Exercise data:
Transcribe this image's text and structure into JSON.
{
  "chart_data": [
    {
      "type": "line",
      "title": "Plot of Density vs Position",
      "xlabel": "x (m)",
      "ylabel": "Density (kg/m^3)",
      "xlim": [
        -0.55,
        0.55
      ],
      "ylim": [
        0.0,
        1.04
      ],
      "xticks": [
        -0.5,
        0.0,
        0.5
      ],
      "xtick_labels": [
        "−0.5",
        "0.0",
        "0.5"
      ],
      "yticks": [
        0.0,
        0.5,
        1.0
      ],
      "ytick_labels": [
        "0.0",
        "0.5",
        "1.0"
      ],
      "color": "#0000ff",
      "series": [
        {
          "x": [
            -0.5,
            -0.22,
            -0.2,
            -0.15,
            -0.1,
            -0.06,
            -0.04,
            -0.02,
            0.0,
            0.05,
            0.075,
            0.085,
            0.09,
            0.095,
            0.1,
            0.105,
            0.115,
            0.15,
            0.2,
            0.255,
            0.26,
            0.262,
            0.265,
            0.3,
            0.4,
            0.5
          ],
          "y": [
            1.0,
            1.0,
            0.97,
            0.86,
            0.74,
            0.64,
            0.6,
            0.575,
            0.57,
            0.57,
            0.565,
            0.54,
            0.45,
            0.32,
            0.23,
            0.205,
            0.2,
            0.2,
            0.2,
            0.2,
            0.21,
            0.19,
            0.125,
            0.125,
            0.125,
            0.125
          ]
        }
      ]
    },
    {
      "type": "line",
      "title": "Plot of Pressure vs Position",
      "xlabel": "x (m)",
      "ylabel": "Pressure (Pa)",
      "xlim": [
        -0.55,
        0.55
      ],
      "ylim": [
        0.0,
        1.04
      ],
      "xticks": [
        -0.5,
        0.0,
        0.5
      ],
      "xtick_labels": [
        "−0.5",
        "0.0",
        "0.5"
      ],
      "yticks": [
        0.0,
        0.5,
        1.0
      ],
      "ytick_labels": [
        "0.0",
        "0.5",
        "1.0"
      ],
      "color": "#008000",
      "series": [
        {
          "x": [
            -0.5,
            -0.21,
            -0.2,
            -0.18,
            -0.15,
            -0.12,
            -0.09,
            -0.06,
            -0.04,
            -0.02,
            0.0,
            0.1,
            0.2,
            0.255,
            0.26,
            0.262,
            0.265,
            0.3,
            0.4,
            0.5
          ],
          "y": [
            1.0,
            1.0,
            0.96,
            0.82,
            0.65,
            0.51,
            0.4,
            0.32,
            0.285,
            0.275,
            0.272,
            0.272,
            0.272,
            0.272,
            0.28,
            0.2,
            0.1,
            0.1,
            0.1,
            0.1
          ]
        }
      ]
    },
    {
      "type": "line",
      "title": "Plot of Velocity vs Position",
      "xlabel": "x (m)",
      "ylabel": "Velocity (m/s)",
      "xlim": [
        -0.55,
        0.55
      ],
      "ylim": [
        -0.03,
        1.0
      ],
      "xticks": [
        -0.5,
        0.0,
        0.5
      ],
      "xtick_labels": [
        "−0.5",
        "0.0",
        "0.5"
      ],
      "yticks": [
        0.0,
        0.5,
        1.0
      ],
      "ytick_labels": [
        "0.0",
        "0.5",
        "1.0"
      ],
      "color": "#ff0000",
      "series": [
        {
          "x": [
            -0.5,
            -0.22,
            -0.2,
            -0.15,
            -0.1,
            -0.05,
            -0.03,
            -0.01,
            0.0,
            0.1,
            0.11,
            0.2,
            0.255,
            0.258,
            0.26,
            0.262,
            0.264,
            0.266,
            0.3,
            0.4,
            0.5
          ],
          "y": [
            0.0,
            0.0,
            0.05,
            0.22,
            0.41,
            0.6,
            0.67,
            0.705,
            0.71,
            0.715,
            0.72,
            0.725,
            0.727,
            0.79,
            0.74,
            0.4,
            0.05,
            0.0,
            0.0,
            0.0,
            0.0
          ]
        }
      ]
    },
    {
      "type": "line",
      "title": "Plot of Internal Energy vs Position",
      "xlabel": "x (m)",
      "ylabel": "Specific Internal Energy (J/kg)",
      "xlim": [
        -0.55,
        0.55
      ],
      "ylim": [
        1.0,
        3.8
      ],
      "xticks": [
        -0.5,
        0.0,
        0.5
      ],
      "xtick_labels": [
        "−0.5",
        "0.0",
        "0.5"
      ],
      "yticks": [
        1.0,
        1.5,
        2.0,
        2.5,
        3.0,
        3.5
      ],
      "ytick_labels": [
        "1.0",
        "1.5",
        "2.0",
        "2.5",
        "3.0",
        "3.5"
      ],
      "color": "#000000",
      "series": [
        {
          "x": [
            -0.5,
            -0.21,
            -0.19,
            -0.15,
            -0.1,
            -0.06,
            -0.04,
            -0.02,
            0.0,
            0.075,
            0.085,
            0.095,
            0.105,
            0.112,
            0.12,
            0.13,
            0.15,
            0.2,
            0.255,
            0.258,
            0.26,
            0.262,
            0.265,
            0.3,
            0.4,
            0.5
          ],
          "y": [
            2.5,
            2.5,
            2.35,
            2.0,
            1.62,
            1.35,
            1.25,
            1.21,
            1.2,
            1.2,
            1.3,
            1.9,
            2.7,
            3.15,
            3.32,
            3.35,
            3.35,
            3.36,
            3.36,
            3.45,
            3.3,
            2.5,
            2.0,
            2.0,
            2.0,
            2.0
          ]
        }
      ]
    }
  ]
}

Written problem:
Among the records above, how many lines carry the string "title"? Reply with the number alone.

Response for this exercise:
4